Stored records
::::::
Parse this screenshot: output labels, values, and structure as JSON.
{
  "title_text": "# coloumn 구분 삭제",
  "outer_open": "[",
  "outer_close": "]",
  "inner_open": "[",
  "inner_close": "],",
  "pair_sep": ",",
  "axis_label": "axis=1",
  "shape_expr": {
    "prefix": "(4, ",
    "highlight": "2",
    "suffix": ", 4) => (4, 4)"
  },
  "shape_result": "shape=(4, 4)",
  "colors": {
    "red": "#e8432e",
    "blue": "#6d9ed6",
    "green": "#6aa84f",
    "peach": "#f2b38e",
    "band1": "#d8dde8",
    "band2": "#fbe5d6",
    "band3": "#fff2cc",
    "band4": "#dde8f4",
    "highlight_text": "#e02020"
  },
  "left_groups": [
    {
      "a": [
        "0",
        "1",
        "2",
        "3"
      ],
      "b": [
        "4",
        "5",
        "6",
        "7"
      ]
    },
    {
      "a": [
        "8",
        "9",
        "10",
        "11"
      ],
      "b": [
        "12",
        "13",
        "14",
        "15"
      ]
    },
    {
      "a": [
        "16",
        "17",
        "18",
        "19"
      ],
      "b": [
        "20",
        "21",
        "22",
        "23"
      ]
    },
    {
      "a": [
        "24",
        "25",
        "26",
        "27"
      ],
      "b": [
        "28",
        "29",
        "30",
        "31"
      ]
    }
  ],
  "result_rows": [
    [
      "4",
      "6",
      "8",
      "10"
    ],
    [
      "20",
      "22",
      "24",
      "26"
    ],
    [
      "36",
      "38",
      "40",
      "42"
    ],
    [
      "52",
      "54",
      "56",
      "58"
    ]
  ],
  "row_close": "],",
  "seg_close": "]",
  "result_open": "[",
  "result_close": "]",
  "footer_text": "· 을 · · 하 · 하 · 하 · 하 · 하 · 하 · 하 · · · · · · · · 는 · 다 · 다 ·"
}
::::::
■ EXERCISE AIM: Type out all of the material again, word for word.

■ WRITTEN REPLY:
Parse this screenshot: output labels, values, and structure as JSON.
{
  "title_text": "# coloumn 구분 삭제",
  "outer_open": "[",
  "outer_close": "]",
  "inner_open": "[",
  "inner_close": "],",
  "pair_sep": ",",
  "axis_label": "axis=1",
  "shape_expr": {
    "prefix": "(4, ",
    "highlight": "2",
    "suffix": ", 4) => (4, 4)"
  },
  "shape_result": "shape=(4, 4)",
  "colors": {
    "red": "#e8432e",
    "blue": "#6d9ed6",
    "green": "#6aa84f",
    "peach": "#f2b38e",
    "band1": "#d8dde8",
    "band2": "#fbe5d6",
    "band3": "#fff2cc",
    "band4": "#dde8f4",
    "highlight_text": "#e02020"
  },
  "left_groups": [
    {
      "a": [
        "0",
        "1",
        "2",
        "3"
      ],
      "b": [
        "4",
        "5",
        "6",
        "7"
      ]
    },
    {
      "a": [
        "8",
        "9",
        "10",
        "11"
      ],
      "b": [
        "12",
        "13",
        "14",
        "15"
      ]
    },
    {
      "a": [
        "16",
        "17",
        "18",
        "19"
      ],
      "b": [
        "20",
        "21",
        "22",
        "23"
      ]
    },
    {
      "a": [
        "24",
        "25",
        "26",
        "27"
      ],
      "b": [
        "28",
        "29",
        "30",
        "31"
      ]
    }
  ],
  "result_rows": [
    [
      "4",
      "6",
      "8",
      "10"
    ],
    [
      "20",
      "22",
      "24",
      "26"
    ],
    [
      "36",
      "38",
      "40",
      "42"
    ],
    [
      "52",
      "54",
      "56",
      "58"
    ]
  ],
  "row_close": "],",
  "seg_close": "]",
  "result_open": "[",
  "result_close": "]",
  "footer_text": "· 을 · · 하 · 하 · 하 · 하 · 하 · 하 · 하 · · · · · · · · 는 · 다 · 다 ·"
}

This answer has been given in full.